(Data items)

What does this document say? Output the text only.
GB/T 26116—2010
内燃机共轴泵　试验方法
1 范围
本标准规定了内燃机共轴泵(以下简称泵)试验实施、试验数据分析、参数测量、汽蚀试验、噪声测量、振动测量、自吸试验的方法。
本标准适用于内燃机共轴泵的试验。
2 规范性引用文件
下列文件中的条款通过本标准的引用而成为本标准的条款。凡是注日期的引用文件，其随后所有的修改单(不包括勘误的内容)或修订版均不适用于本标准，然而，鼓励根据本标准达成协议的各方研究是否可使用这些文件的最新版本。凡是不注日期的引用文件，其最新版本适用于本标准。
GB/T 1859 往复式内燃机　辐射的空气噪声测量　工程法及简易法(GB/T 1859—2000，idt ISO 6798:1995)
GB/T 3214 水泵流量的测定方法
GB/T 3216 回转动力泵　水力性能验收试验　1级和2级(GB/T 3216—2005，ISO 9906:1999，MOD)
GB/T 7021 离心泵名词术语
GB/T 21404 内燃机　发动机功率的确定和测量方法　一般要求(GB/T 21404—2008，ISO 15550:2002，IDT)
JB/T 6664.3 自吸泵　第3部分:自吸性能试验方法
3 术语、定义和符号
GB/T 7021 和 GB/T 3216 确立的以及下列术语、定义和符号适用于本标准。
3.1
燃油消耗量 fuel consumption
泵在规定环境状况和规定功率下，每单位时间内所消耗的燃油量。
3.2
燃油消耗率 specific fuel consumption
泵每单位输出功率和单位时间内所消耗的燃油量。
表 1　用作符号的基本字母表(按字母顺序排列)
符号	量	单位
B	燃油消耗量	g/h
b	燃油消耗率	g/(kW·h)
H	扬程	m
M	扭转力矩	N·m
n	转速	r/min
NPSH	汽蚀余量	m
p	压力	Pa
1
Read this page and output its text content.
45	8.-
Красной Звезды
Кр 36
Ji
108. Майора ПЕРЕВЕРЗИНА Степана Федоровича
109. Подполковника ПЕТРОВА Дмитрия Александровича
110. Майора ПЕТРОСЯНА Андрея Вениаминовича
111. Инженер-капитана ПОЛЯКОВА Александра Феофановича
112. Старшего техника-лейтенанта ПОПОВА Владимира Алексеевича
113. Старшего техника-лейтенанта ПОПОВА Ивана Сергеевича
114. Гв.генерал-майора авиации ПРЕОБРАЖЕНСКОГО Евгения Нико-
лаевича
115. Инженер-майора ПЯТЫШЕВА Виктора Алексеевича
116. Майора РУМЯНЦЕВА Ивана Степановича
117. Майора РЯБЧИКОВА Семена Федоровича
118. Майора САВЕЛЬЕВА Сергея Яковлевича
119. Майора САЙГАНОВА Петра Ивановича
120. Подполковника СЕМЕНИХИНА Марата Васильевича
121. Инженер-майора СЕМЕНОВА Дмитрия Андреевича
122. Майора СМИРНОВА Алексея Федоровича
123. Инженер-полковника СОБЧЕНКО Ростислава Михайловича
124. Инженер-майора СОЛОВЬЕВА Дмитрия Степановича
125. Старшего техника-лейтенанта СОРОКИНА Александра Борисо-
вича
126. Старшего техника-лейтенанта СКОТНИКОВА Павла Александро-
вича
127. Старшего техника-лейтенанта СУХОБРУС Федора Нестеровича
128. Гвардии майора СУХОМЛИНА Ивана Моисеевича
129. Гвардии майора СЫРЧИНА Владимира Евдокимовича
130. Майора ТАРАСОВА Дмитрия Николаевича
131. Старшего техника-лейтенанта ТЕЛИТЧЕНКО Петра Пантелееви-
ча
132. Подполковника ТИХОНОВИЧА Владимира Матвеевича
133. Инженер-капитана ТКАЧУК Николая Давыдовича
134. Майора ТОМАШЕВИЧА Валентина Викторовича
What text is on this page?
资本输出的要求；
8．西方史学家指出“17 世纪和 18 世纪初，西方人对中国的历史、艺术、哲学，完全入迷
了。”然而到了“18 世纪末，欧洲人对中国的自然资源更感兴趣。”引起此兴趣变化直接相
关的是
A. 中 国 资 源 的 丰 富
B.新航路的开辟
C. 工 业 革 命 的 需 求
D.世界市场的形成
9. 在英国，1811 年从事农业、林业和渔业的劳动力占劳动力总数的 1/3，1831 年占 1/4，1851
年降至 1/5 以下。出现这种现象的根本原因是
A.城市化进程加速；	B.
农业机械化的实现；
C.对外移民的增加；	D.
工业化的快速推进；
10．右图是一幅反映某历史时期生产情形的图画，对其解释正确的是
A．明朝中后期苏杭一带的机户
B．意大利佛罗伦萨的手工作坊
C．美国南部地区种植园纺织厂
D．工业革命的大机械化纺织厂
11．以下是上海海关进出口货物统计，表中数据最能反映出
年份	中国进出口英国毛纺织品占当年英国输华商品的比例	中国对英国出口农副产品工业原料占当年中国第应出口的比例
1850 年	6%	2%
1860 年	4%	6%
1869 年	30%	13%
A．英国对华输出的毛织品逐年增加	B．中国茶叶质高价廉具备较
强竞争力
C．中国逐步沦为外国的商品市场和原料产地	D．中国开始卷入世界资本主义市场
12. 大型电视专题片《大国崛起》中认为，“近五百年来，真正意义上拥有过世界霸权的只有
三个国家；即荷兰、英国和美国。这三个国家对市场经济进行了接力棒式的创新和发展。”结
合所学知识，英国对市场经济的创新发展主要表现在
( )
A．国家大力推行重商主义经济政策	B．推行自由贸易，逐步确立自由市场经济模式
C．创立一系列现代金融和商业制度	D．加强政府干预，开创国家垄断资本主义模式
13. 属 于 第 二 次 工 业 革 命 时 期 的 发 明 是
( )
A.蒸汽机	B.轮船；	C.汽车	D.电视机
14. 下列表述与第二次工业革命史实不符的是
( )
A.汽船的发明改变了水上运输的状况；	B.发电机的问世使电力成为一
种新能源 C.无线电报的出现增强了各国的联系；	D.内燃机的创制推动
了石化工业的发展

**What the task asks:** Say, as a number only, how many lines of the data contain "Старшего".

**Solution to this exercise:** 6